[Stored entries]
──────────

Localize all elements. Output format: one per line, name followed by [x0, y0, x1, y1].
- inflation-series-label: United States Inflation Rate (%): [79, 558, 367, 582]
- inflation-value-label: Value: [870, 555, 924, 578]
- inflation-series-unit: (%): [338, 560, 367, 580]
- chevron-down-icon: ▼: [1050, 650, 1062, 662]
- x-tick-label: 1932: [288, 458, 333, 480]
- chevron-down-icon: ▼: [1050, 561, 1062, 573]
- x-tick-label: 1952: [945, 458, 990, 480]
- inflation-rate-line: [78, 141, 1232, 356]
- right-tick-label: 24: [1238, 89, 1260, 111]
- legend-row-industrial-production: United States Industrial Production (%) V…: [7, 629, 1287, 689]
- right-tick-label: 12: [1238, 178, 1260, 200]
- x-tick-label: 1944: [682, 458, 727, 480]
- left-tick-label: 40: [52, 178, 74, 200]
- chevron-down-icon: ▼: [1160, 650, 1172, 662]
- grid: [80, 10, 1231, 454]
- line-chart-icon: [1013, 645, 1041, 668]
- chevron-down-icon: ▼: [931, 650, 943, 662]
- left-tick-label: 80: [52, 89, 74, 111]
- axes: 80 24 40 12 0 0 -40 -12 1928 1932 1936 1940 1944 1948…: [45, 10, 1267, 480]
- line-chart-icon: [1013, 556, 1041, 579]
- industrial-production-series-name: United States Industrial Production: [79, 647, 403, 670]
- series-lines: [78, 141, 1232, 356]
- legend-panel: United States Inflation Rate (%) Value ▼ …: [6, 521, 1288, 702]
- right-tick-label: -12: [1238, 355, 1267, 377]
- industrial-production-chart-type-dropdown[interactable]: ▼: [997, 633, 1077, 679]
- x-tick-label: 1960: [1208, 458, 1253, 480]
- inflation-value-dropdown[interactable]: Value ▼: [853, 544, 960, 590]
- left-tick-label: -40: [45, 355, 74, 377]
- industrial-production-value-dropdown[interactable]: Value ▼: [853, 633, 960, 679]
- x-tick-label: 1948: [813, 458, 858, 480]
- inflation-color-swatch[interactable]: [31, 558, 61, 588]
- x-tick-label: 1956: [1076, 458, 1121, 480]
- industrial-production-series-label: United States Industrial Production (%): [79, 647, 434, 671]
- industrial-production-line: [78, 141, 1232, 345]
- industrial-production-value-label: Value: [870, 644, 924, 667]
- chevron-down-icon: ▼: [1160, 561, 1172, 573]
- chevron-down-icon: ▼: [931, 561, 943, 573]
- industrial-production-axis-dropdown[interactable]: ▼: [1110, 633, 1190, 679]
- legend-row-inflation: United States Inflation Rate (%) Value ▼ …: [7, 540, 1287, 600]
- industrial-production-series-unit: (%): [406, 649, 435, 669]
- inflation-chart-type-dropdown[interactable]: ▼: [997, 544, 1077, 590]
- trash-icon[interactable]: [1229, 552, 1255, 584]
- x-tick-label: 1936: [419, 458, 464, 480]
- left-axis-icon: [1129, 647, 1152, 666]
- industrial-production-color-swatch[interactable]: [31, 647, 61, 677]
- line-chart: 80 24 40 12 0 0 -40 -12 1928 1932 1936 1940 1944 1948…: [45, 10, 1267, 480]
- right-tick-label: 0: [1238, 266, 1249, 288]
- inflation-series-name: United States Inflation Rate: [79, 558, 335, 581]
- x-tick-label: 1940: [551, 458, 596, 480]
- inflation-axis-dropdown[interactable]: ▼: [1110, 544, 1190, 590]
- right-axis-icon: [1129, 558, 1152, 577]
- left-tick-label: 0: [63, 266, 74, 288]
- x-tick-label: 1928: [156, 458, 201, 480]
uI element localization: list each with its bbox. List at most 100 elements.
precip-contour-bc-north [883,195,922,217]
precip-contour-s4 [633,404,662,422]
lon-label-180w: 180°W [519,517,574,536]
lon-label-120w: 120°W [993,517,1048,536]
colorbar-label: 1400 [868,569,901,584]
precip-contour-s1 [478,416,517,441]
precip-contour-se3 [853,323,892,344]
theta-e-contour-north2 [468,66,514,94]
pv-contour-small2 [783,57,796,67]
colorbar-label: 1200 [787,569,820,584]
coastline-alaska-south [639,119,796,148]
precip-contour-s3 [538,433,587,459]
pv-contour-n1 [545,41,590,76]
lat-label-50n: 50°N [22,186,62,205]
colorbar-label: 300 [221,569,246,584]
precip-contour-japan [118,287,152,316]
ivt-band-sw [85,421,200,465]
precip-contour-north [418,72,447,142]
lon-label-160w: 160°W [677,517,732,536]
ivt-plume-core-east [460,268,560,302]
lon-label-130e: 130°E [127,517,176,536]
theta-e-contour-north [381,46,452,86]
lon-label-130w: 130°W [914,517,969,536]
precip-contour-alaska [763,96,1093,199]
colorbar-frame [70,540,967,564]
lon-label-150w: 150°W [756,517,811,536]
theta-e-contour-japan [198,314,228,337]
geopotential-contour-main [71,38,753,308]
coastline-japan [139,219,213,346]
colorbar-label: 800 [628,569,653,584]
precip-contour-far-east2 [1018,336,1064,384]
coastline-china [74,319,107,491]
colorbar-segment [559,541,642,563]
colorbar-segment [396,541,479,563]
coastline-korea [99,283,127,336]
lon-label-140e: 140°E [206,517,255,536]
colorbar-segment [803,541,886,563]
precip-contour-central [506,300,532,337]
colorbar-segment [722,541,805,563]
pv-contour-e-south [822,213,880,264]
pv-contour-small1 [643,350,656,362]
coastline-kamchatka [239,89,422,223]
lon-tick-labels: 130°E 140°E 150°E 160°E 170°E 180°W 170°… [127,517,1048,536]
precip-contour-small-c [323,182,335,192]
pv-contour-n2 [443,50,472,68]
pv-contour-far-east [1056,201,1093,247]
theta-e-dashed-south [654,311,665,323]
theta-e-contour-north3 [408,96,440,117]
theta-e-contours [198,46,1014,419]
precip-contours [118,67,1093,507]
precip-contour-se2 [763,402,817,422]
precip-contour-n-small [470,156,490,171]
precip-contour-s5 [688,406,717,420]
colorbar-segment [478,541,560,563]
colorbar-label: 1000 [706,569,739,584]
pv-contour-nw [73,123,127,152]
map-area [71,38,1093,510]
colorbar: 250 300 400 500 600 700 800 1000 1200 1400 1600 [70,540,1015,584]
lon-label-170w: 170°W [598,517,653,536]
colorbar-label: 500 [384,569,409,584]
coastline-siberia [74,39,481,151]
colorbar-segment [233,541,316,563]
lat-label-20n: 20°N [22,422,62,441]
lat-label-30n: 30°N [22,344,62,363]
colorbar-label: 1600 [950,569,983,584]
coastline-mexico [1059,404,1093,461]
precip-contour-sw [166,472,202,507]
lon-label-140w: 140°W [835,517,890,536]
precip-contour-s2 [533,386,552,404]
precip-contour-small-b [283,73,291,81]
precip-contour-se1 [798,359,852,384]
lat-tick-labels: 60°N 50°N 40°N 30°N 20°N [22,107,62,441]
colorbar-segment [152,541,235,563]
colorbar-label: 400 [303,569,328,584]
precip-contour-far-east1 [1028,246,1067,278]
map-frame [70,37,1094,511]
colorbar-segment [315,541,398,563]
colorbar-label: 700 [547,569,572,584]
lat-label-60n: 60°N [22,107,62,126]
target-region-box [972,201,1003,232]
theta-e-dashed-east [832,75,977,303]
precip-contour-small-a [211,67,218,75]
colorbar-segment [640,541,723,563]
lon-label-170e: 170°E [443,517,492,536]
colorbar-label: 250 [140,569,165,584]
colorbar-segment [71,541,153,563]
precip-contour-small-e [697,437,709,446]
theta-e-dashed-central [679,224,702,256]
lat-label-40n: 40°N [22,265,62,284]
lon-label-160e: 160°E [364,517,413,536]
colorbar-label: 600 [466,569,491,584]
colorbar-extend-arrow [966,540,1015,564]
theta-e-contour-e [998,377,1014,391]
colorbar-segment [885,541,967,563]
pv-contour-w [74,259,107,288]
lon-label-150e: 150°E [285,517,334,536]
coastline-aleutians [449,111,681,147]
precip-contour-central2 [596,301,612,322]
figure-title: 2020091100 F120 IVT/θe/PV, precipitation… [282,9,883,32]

──────────

[Your instructions]
Copy out verbatim the rows above, from the first one through the line that contains "- industrial-production-series-name: United", including both ends.

[Task answer]
Localize all elements. Output format: one per line, name followed by [x0, y0, x1, y1].
- inflation-series-label: United States Inflation Rate (%): [79, 558, 367, 582]
- inflation-value-label: Value: [870, 555, 924, 578]
- inflation-series-unit: (%): [338, 560, 367, 580]
- chevron-down-icon: ▼: [1050, 650, 1062, 662]
- x-tick-label: 1932: [288, 458, 333, 480]
- chevron-down-icon: ▼: [1050, 561, 1062, 573]
- x-tick-label: 1952: [945, 458, 990, 480]
- inflation-rate-line: [78, 141, 1232, 356]
- right-tick-label: 24: [1238, 89, 1260, 111]
- legend-row-industrial-production: United States Industrial Production (%) V…: [7, 629, 1287, 689]
- right-tick-label: 12: [1238, 178, 1260, 200]
- x-tick-label: 1944: [682, 458, 727, 480]
- left-tick-label: 40: [52, 178, 74, 200]
- chevron-down-icon: ▼: [1160, 650, 1172, 662]
- grid: [80, 10, 1231, 454]
- line-chart-icon: [1013, 645, 1041, 668]
- chevron-down-icon: ▼: [931, 650, 943, 662]
- left-tick-label: 80: [52, 89, 74, 111]
- axes: 80 24 40 12 0 0 -40 -12 1928 1932 1936 1940 1944 1948…: [45, 10, 1267, 480]
- line-chart-icon: [1013, 556, 1041, 579]
- industrial-production-series-name: United States Industrial Production: [79, 647, 403, 670]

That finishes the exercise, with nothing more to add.